__Page text__.
========================================================================
The law has yet to be passed by MPs, with a hardcore of lockdown rebels threatening to vote against it. But with Labour set to back it, it is almost certainly to become law. 

It came as a chief constable whose force controversially stood by as protesters ripped down the statue of Edward Colston today insisted he had ‘no intelligence’ that a protest entitled ‘Kill The Bill’ would see rioters attacking police.

At least 20 officers were injured as a ‘mob of animals’ tore through Bristol, setting police vehicles on fire, vandalising NHS workers’ cars, hurling fireworks and smashing the windows of a police station in a ‘night of thuggery’.

But Andy Marsh, chief constable of Avon and Somerset Police, claimed the event had been ‘hijacked by extremists’ and said there was no ‘prior intelligence’ that any disorder was planned ‘on this scale’.

His force last year came under criticism for its handling of Black Lives Matter protests, during which police watched as activists toppled the statue of Edward Colston and hurled it into Bristol Harbour.

Sisters Uncut, who organised Kill the Bill marches in cities around the country, hailed the action. 

And veteran agitator Ian Bone – the left-wing activist best known for gleefully abusing the children of Jacob Rees-Mogg outside their home – also shared his approval of the violence.

As pictures of the carnage emerged, he gloated about the fires, attacking the city’s mayor who had urged calm: ‘All hail the Bristol uprising – Marvin Rees go f*** yourself’.
========================================================================
__Directions__.
Reproduce the passage from the Bristol protest report word for word, starting at "His force last" and ending at "hailed the action.".

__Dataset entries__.
========================================================================
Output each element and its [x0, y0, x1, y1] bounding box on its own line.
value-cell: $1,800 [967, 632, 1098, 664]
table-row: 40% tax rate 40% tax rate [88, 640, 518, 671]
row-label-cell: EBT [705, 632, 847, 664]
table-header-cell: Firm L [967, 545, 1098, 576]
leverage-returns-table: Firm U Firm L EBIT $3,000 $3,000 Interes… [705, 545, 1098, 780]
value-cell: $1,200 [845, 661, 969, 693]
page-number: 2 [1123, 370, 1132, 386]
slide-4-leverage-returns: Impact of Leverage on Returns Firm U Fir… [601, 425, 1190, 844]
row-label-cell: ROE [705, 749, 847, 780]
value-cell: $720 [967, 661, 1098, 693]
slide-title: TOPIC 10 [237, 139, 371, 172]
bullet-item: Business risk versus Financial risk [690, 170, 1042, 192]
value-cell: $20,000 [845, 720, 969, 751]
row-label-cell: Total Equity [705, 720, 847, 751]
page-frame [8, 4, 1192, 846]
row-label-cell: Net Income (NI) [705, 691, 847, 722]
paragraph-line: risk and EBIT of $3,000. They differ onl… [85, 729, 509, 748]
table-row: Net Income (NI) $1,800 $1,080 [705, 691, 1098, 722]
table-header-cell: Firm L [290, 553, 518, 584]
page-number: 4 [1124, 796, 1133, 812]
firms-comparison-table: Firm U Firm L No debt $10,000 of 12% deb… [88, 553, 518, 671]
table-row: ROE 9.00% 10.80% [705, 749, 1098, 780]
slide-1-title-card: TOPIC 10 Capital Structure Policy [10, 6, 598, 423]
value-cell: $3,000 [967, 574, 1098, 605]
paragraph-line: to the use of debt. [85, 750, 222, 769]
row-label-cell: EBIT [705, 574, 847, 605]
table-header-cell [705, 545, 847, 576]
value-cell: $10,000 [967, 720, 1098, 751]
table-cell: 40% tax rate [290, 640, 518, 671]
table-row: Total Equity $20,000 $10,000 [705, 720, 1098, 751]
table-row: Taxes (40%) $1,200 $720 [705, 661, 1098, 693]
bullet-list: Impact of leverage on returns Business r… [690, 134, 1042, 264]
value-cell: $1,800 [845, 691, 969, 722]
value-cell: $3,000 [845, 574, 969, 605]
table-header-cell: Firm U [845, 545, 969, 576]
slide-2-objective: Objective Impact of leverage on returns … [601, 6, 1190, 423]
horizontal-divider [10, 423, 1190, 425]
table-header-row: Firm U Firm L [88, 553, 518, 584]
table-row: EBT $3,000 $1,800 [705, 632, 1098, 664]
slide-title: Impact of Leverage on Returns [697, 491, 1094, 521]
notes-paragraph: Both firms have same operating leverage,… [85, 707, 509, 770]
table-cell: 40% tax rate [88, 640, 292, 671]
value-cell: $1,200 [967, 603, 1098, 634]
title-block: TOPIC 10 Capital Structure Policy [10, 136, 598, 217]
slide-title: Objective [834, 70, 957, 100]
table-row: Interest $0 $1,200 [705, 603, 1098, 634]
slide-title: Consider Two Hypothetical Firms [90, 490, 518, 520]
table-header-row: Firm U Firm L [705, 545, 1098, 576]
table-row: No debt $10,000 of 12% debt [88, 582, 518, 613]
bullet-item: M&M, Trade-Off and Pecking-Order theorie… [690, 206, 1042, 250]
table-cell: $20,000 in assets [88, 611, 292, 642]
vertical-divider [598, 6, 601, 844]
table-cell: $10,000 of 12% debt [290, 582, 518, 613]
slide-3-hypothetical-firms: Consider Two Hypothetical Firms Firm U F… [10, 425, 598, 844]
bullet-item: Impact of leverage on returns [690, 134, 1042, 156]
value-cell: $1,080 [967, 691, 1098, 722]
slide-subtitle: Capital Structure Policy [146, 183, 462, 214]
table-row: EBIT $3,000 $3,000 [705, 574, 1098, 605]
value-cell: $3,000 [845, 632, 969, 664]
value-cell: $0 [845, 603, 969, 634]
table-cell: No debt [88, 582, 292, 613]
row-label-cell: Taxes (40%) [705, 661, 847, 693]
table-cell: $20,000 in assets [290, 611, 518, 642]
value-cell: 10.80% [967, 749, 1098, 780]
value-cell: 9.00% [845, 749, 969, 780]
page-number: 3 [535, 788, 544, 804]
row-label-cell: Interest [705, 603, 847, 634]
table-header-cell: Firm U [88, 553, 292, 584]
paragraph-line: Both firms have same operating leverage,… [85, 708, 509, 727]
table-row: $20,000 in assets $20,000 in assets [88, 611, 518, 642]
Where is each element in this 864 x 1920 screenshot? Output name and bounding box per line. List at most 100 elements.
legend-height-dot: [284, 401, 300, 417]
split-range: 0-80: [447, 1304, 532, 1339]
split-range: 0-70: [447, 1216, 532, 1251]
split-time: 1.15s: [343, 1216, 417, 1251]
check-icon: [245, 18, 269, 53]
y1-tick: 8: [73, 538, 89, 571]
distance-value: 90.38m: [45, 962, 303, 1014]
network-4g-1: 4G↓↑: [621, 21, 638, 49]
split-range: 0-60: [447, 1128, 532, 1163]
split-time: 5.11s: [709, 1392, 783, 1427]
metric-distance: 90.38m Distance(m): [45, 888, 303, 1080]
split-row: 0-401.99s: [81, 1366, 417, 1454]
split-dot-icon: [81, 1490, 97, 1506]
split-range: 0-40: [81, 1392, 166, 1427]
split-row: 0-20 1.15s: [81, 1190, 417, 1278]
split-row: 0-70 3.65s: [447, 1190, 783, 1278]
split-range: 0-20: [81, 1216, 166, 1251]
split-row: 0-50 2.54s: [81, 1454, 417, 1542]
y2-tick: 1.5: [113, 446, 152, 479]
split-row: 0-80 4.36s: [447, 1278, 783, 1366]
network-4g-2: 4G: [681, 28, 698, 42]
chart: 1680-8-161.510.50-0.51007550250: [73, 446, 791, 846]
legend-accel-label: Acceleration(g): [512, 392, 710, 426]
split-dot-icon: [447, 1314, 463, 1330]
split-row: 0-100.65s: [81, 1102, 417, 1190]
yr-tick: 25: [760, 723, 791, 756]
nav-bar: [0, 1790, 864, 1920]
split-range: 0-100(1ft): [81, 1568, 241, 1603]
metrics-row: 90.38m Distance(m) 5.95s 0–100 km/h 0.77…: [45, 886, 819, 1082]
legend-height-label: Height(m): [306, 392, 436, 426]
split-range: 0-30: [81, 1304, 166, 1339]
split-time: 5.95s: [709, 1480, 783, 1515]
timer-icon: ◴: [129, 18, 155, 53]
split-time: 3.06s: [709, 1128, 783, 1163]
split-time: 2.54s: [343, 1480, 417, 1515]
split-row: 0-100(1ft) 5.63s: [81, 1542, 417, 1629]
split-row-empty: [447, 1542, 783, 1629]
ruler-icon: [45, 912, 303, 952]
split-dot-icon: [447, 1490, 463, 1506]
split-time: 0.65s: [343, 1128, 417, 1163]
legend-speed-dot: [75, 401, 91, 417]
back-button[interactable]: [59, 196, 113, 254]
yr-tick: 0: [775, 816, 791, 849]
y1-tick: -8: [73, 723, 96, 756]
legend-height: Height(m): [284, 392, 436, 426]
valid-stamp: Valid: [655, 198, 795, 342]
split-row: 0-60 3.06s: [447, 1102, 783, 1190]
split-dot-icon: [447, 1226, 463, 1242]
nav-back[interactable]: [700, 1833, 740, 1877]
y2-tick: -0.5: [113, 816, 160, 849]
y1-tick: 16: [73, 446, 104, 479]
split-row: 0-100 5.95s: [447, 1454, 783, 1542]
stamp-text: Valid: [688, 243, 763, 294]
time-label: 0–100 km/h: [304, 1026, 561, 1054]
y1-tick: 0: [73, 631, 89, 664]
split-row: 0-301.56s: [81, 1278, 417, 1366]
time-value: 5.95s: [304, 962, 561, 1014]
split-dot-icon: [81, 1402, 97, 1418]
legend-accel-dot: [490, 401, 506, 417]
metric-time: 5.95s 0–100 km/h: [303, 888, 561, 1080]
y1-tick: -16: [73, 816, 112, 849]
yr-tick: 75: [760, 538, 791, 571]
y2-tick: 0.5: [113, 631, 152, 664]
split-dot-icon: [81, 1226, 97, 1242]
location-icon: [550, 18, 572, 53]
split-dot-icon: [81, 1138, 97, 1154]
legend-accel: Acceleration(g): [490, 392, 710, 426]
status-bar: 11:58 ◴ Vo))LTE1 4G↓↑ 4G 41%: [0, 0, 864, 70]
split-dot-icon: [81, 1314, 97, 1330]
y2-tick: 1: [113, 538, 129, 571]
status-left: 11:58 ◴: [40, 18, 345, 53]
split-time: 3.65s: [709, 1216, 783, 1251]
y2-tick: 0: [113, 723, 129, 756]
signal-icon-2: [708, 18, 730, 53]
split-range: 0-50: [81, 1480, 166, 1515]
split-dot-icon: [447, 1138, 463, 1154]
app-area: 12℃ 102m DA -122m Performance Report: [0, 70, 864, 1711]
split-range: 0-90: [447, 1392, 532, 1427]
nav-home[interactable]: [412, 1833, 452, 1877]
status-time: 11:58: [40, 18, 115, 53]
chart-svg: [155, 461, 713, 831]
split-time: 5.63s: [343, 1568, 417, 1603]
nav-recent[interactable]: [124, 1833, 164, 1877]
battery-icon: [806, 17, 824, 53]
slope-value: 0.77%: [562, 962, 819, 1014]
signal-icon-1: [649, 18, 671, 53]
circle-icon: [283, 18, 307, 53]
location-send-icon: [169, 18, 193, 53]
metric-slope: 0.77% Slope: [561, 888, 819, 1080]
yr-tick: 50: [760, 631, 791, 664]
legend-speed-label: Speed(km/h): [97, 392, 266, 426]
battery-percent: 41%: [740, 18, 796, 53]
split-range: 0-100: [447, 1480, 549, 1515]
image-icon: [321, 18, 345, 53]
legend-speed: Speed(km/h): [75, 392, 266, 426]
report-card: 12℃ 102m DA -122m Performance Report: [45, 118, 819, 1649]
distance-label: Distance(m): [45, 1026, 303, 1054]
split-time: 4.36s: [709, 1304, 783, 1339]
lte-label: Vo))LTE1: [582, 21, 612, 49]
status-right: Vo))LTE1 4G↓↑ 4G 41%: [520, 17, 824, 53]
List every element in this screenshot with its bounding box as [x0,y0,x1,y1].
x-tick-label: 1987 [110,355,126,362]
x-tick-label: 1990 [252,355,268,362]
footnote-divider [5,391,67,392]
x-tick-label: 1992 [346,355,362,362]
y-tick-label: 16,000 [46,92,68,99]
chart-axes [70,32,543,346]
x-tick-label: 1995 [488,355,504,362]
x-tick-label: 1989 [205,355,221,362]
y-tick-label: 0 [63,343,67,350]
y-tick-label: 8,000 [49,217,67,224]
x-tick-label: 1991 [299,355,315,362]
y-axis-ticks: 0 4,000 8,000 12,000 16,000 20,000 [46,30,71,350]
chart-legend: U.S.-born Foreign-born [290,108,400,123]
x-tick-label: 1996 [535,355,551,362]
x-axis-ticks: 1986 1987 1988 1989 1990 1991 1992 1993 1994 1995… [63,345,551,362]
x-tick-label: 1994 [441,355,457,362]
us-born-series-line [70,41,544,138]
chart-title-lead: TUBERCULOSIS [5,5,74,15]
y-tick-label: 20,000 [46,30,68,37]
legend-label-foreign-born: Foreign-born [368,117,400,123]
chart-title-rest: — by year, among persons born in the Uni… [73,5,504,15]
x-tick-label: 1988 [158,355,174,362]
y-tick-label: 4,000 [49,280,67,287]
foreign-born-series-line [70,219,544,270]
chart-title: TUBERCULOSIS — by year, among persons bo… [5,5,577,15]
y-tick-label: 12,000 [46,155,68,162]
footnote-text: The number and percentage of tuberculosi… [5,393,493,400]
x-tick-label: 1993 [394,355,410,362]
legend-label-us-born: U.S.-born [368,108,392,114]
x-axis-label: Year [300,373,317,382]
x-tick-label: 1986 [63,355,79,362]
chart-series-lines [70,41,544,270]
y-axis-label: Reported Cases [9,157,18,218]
========================================================================
__Result of the exercise__.
His force last year came under criticism for its handling of Black Lives Matter protests, during which police watched as activists toppled the statue of Edward Colston and hurled it into Bristol Harbour.

Sisters Uncut, who organised Kill the Bill marches in cities around the country, hailed the action.